-- Start --
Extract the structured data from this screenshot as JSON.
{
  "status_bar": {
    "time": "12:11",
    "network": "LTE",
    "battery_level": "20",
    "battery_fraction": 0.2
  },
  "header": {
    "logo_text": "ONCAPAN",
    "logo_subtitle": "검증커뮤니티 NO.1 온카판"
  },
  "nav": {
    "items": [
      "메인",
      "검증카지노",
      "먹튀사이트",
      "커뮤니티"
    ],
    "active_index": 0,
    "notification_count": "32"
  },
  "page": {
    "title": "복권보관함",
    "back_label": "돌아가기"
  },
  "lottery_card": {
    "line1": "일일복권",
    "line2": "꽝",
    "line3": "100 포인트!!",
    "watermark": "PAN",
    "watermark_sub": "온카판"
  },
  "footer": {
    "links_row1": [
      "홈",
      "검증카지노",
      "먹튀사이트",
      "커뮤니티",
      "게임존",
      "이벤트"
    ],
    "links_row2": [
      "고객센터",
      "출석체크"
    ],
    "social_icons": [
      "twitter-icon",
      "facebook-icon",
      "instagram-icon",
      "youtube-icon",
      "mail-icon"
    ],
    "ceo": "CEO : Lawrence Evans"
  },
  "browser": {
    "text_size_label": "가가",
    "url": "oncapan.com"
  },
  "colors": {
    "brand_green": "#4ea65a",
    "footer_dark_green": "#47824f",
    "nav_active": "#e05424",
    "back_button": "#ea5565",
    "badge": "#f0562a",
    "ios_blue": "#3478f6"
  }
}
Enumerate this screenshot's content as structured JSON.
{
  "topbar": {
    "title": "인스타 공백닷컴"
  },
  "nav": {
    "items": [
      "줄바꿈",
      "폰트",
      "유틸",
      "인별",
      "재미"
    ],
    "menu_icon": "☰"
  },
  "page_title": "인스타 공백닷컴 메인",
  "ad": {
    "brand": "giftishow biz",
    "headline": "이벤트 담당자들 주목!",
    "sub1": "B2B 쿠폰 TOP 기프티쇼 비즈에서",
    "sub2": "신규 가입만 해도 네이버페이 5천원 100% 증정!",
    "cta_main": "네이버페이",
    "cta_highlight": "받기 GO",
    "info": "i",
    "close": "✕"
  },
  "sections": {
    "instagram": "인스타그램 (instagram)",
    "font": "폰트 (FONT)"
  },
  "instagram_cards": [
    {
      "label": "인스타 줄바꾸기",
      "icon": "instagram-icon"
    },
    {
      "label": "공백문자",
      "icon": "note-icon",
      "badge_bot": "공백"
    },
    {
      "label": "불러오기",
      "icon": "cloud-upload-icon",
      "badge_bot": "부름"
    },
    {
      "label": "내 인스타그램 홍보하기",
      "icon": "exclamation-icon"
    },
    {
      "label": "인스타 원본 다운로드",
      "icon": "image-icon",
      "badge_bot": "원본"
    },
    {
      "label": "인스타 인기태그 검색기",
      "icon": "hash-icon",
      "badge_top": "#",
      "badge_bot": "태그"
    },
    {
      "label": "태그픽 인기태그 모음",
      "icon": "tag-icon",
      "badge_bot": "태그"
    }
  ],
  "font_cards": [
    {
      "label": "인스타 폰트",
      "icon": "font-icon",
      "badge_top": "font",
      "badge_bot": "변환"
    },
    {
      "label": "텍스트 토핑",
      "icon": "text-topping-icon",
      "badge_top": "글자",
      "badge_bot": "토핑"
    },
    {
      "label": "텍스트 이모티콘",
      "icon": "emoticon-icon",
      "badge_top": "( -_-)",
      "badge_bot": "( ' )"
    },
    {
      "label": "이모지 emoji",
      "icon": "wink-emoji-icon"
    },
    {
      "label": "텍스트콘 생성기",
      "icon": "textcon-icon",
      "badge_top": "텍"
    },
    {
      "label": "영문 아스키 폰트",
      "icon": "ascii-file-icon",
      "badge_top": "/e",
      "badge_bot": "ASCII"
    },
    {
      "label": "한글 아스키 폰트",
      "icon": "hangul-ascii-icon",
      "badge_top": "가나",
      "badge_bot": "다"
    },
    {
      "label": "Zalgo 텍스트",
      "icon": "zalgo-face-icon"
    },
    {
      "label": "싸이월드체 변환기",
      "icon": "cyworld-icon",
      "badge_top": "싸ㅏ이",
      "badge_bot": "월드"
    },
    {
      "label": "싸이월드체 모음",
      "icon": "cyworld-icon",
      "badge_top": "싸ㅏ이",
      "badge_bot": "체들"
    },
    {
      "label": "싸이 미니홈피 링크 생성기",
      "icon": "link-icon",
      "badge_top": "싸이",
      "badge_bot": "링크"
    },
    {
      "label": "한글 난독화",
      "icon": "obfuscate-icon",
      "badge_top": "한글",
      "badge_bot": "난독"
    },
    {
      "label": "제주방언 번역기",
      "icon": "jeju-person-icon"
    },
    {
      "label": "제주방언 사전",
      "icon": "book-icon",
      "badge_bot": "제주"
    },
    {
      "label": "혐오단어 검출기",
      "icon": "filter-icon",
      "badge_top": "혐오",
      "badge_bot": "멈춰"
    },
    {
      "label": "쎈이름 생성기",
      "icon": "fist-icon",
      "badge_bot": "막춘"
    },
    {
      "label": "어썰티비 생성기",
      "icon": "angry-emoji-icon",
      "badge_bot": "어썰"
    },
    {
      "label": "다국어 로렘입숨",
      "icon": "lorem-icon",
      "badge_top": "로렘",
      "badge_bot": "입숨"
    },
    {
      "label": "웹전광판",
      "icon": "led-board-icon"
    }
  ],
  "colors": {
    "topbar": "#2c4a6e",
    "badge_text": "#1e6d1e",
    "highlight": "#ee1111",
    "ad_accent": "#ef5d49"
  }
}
-- End --
YOUR GOAL
Copy all the entries verbatim.

WRITTEN ANSWER
Extract the structured data from this screenshot as JSON.
{
  "status_bar": {
    "time": "12:11",
    "network": "LTE",
    "battery_level": "20",
    "battery_fraction": 0.2
  },
  "header": {
    "logo_text": "ONCAPAN",
    "logo_subtitle": "검증커뮤니티 NO.1 온카판"
  },
  "nav": {
    "items": [
      "메인",
      "검증카지노",
      "먹튀사이트",
      "커뮤니티"
    ],
    "active_index": 0,
    "notification_count": "32"
  },
  "page": {
    "title": "복권보관함",
    "back_label": "돌아가기"
  },
  "lottery_card": {
    "line1": "일일복권",
    "line2": "꽝",
    "line3": "100 포인트!!",
    "watermark": "PAN",
    "watermark_sub": "온카판"
  },
  "footer": {
    "links_row1": [
      "홈",
      "검증카지노",
      "먹튀사이트",
      "커뮤니티",
      "게임존",
      "이벤트"
    ],
    "links_row2": [
      "고객센터",
      "출석체크"
    ],
    "social_icons": [
      "twitter-icon",
      "facebook-icon",
      "instagram-icon",
      "youtube-icon",
      "mail-icon"
    ],
    "ceo": "CEO : Lawrence Evans"
  },
  "browser": {
    "text_size_label": "가가",
    "url": "oncapan.com"
  },
  "colors": {
    "brand_green": "#4ea65a",
    "footer_dark_green": "#47824f",
    "nav_active": "#e05424",
    "back_button": "#ea5565",
    "badge": "#f0562a",
    "ios_blue": "#3478f6"
  }
}
Enumerate this screenshot's content as structured JSON.
{
  "topbar": {
    "title": "인스타 공백닷컴"
  },
  "nav": {
    "items": [
      "줄바꿈",
      "폰트",
      "유틸",
      "인별",
      "재미"
    ],
    "menu_icon": "☰"
  },
  "page_title": "인스타 공백닷컴 메인",
  "ad": {
    "brand": "giftishow biz",
    "headline": "이벤트 담당자들 주목!",
    "sub1": "B2B 쿠폰 TOP 기프티쇼 비즈에서",
    "sub2": "신규 가입만 해도 네이버페이 5천원 100% 증정!",
    "cta_main": "네이버페이",
    "cta_highlight": "받기 GO",
    "info": "i",
    "close": "✕"
  },
  "sections": {
    "instagram": "인스타그램 (instagram)",
    "font": "폰트 (FONT)"
  },
  "instagram_cards": [
    {
      "label": "인스타 줄바꾸기",
      "icon": "instagram-icon"
    },
    {
      "label": "공백문자",
      "icon": "note-icon",
      "badge_bot": "공백"
    },
    {
      "label": "불러오기",
      "icon": "cloud-upload-icon",
      "badge_bot": "부름"
    },
    {
      "label": "내 인스타그램 홍보하기",
      "icon": "exclamation-icon"
    },
    {
      "label": "인스타 원본 다운로드",
      "icon": "image-icon",
      "badge_bot": "원본"
    },
    {
      "label": "인스타 인기태그 검색기",
      "icon": "hash-icon",
      "badge_top": "#",
      "badge_bot": "태그"
    },
    {
      "label": "태그픽 인기태그 모음",
      "icon": "tag-icon",
      "badge_bot": "태그"
    }
  ],
  "font_cards": [
    {
      "label": "인스타 폰트",
      "icon": "font-icon",
      "badge_top": "font",
      "badge_bot": "변환"
    },
    {
      "label": "텍스트 토핑",
      "icon": "text-topping-icon",
      "badge_top": "글자",
      "badge_bot": "토핑"
    },
    {
      "label": "텍스트 이모티콘",
      "icon": "emoticon-icon",
      "badge_top": "( -_-)",
      "badge_bot": "( ' )"
    },
    {
      "label": "이모지 emoji",
      "icon": "wink-emoji-icon"
    },
    {
      "label": "텍스트콘 생성기",
      "icon": "textcon-icon",
      "badge_top": "텍"
    },
    {
      "label": "영문 아스키 폰트",
      "icon": "ascii-file-icon",
      "badge_top": "/e",
      "badge_bot": "ASCII"
    },
    {
      "label": "한글 아스키 폰트",
      "icon": "hangul-ascii-icon",
      "badge_top": "가나",
      "badge_bot": "다"
    },
    {
      "label": "Zalgo 텍스트",
      "icon": "zalgo-face-icon"
    },
    {
      "label": "싸이월드체 변환기",
      "icon": "cyworld-icon",
      "badge_top": "싸ㅏ이",
      "badge_bot": "월드"
    },
    {
      "label": "싸이월드체 모음",
      "icon": "cyworld-icon",
      "badge_top": "싸ㅏ이",
      "badge_bot": "체들"
    },
    {
      "label": "싸이 미니홈피 링크 생성기",
      "icon": "link-icon",
      "badge_top": "싸이",
      "badge_bot": "링크"
    },
    {
      "label": "한글 난독화",
      "icon": "obfuscate-icon",
      "badge_top": "한글",
      "badge_bot": "난독"
    },
    {
      "label": "제주방언 번역기",
      "icon": "jeju-person-icon"
    },
    {
      "label": "제주방언 사전",
      "icon": "book-icon",
      "badge_bot": "제주"
    },
    {
      "label": "혐오단어 검출기",
      "icon": "filter-icon",
      "badge_top": "혐오",
      "badge_bot": "멈춰"
    },
    {
      "label": "쎈이름 생성기",
      "icon": "fist-icon",
      "badge_bot": "막춘"
    },
    {
      "label": "어썰티비 생성기",
      "icon": "angry-emoji-icon",
      "badge_bot": "어썰"
    },
    {
      "label": "다국어 로렘입숨",
      "icon": "lorem-icon",
      "badge_top": "로렘",
      "badge_bot": "입숨"
    },
    {
      "label": "웹전광판",
      "icon": "led-board-icon"
    }
  ],
  "colors": {
    "topbar": "#2c4a6e",
    "badge_text": "#1e6d1e",
    "highlight": "#ee1111",
    "ad_accent": "#ef5d49"
  }
}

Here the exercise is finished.